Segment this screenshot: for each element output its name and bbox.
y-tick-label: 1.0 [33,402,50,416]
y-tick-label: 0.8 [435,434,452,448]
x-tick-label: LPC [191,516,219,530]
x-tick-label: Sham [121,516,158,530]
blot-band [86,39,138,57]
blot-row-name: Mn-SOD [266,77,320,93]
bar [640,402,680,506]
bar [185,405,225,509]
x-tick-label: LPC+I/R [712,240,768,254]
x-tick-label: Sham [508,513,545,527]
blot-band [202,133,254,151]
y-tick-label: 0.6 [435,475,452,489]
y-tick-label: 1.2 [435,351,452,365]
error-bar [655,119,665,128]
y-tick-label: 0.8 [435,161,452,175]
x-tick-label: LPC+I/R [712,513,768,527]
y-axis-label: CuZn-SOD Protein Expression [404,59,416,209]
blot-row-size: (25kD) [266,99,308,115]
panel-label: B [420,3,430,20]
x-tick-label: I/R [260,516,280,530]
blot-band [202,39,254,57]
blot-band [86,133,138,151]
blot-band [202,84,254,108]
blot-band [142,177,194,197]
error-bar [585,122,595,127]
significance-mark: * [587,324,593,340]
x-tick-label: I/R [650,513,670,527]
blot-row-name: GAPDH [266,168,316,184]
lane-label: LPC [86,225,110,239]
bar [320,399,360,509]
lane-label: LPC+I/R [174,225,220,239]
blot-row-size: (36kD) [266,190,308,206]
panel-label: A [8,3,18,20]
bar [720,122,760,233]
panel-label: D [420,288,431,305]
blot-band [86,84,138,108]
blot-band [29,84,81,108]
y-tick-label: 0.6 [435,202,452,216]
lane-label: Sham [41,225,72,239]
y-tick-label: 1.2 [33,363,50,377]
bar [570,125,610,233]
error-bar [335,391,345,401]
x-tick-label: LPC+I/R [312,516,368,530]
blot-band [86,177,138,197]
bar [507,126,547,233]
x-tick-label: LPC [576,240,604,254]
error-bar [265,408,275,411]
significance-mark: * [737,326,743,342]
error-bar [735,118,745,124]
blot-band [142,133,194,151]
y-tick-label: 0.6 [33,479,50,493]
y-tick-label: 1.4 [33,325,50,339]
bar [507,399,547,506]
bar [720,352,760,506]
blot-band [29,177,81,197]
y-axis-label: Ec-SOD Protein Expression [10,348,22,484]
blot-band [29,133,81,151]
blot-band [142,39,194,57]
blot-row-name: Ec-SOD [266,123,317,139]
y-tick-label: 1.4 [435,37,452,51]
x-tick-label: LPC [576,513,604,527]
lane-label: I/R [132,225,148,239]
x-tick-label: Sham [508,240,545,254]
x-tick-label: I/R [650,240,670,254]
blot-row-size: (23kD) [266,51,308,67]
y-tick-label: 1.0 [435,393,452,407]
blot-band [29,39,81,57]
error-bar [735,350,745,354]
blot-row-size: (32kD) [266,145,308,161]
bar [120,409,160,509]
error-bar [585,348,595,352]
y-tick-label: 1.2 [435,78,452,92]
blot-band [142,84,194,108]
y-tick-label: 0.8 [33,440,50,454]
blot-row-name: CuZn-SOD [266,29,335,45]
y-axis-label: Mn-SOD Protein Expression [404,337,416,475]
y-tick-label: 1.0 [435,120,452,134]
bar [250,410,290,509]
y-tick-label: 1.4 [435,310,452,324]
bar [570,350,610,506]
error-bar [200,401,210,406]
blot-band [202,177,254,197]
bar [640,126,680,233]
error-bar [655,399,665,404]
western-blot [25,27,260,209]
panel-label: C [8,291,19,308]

» Work order
Copy each line of the material exactly as written.

» Task result
Segment this screenshot: for each element output its name and bbox.
y-tick-label: 1.0 [33,402,50,416]
y-tick-label: 0.8 [435,434,452,448]
x-tick-label: LPC [191,516,219,530]
x-tick-label: Sham [121,516,158,530]
blot-band [86,39,138,57]
blot-row-name: Mn-SOD [266,77,320,93]
bar [640,402,680,506]
bar [185,405,225,509]
x-tick-label: LPC+I/R [712,240,768,254]
x-tick-label: Sham [508,513,545,527]
blot-band [202,133,254,151]
y-tick-label: 0.6 [435,475,452,489]
y-tick-label: 1.2 [435,351,452,365]
error-bar [655,119,665,128]
y-tick-label: 0.8 [435,161,452,175]
x-tick-label: LPC+I/R [712,513,768,527]
y-axis-label: CuZn-SOD Protein Expression [404,59,416,209]
blot-row-size: (25kD) [266,99,308,115]
panel-label: B [420,3,430,20]
x-tick-label: I/R [260,516,280,530]
blot-band [202,39,254,57]
blot-band [86,133,138,151]
blot-band [202,84,254,108]
blot-band [142,177,194,197]
error-bar [585,122,595,127]
significance-mark: * [587,324,593,340]
x-tick-label: I/R [650,513,670,527]
blot-row-name: GAPDH [266,168,316,184]
lane-label: LPC [86,225,110,239]
bar [320,399,360,509]
lane-label: LPC+I/R [174,225,220,239]
blot-row-size: (36kD) [266,190,308,206]
panel-label: A [8,3,18,20]
bar [720,122,760,233]
panel-label: D [420,288,431,305]
blot-band [86,84,138,108]
blot-band [29,84,81,108]
y-tick-label: 0.6 [435,202,452,216]
lane-label: Sham [41,225,72,239]
y-tick-label: 1.2 [33,363,50,377]
bar [570,125,610,233]
error-bar [335,391,345,401]
x-tick-label: LPC+I/R [312,516,368,530]
blot-band [86,177,138,197]
bar [507,126,547,233]
x-tick-label: LPC [576,240,604,254]
error-bar [265,408,275,411]
significance-mark: * [737,326,743,342]
error-bar [735,118,745,124]
blot-band [142,133,194,151]
y-tick-label: 0.6 [33,479,50,493]
y-tick-label: 1.4 [33,325,50,339]
bar [507,399,547,506]
bar [720,352,760,506]
blot-band [29,177,81,197]
y-axis-label: Ec-SOD Protein Expression [10,348,22,484]
blot-band [29,133,81,151]
blot-band [142,39,194,57]
blot-row-name: Ec-SOD [266,123,317,139]
y-tick-label: 1.4 [435,37,452,51]
x-tick-label: LPC [576,513,604,527]
lane-label: I/R [132,225,148,239]
x-tick-label: Sham [508,240,545,254]
x-tick-label: I/R [650,240,670,254]
blot-row-size: (23kD) [266,51,308,67]
y-tick-label: 1.0 [435,393,452,407]
blot-band [29,39,81,57]
error-bar [735,350,745,354]
blot-row-size: (32kD) [266,145,308,161]
bar [120,409,160,509]
error-bar [585,348,595,352]
y-tick-label: 1.2 [435,78,452,92]
blot-band [142,84,194,108]
y-tick-label: 0.8 [33,440,50,454]
blot-row-name: CuZn-SOD [266,29,335,45]
y-axis-label: Mn-SOD Protein Expression [404,337,416,475]
y-tick-label: 1.0 [435,120,452,134]
bar [250,410,290,509]
y-tick-label: 1.4 [435,310,452,324]
bar [570,350,610,506]
error-bar [200,401,210,406]
blot-band [202,177,254,197]
bar [640,126,680,233]
error-bar [655,399,665,404]
western-blot [25,27,260,209]
panel-label: C [8,291,19,308]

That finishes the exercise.